Recorded data
* Start *
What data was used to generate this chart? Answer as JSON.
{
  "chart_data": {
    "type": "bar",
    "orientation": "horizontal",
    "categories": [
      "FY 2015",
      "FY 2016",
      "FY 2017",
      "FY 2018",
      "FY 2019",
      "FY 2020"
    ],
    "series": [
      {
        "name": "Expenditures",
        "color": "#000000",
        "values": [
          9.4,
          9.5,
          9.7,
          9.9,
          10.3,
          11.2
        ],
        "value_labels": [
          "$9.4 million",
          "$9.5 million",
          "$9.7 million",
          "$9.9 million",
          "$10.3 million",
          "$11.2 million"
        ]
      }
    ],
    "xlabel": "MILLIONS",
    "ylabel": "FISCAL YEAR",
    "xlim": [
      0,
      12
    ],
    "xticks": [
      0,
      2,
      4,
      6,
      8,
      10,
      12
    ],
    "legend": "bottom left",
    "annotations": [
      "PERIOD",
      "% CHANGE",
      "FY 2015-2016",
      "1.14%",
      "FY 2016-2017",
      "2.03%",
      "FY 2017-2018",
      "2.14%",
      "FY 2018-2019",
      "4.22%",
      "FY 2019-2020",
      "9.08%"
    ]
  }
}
* End *
#### Exercise instructions
Faithfully copy every entry, leaving nothing out.

#### Answer
What data was used to generate this chart? Answer as JSON.
{
  "chart_data": {
    "type": "bar",
    "orientation": "horizontal",
    "categories": [
      "FY 2015",
      "FY 2016",
      "FY 2017",
      "FY 2018",
      "FY 2019",
      "FY 2020"
    ],
    "series": [
      {
        "name": "Expenditures",
        "color": "#000000",
        "values": [
          9.4,
          9.5,
          9.7,
          9.9,
          10.3,
          11.2
        ],
        "value_labels": [
          "$9.4 million",
          "$9.5 million",
          "$9.7 million",
          "$9.9 million",
          "$10.3 million",
          "$11.2 million"
        ]
      }
    ],
    "xlabel": "MILLIONS",
    "ylabel": "FISCAL YEAR",
    "xlim": [
      0,
      12
    ],
    "xticks": [
      0,
      2,
      4,
      6,
      8,
      10,
      12
    ],
    "legend": "bottom left",
    "annotations": [
      "PERIOD",
      "% CHANGE",
      "FY 2015-2016",
      "1.14%",
      "FY 2016-2017",
      "2.03%",
      "FY 2017-2018",
      "2.14%",
      "FY 2018-2019",
      "4.22%",
      "FY 2019-2020",
      "9.08%"
    ]
  }
}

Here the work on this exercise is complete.